EXERCISE PROMPT. Every line that contains "this" counts once; give the total number of such lines, with no other words.

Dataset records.
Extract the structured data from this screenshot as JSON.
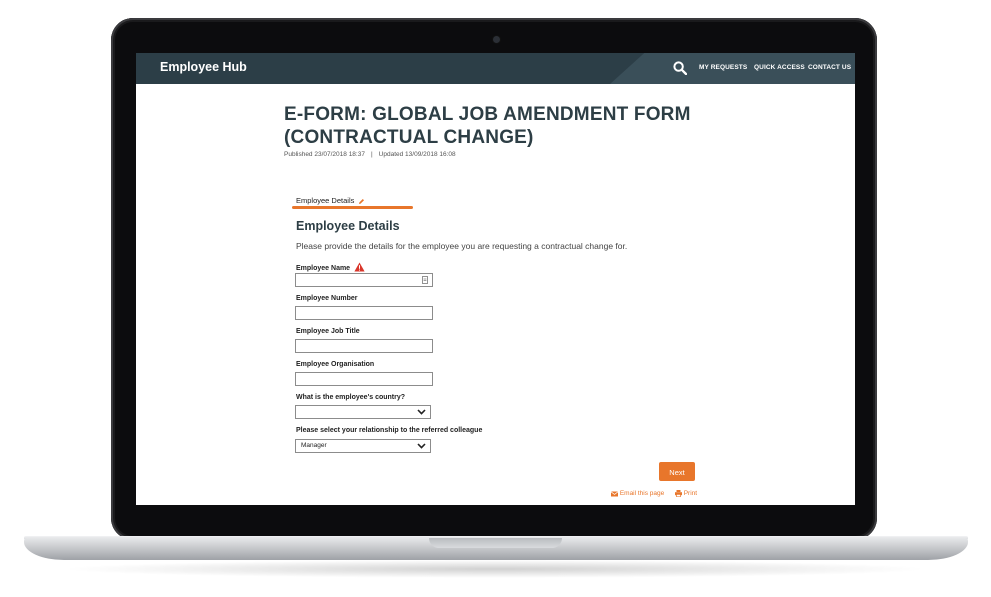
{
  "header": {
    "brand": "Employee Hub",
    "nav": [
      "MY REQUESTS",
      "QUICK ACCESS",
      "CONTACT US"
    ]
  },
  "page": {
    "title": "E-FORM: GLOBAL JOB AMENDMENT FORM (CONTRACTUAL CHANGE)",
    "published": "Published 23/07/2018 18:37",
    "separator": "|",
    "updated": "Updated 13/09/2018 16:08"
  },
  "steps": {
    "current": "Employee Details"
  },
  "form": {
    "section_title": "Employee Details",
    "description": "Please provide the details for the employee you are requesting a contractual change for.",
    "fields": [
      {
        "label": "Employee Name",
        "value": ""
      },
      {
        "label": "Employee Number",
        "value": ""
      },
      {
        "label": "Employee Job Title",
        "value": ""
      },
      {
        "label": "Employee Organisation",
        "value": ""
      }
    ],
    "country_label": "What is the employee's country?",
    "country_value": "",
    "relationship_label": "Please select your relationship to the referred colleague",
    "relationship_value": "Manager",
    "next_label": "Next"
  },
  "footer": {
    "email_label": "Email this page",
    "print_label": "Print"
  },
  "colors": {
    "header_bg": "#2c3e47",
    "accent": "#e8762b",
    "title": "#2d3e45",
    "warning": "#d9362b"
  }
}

WRITTEN SOLUTION. 2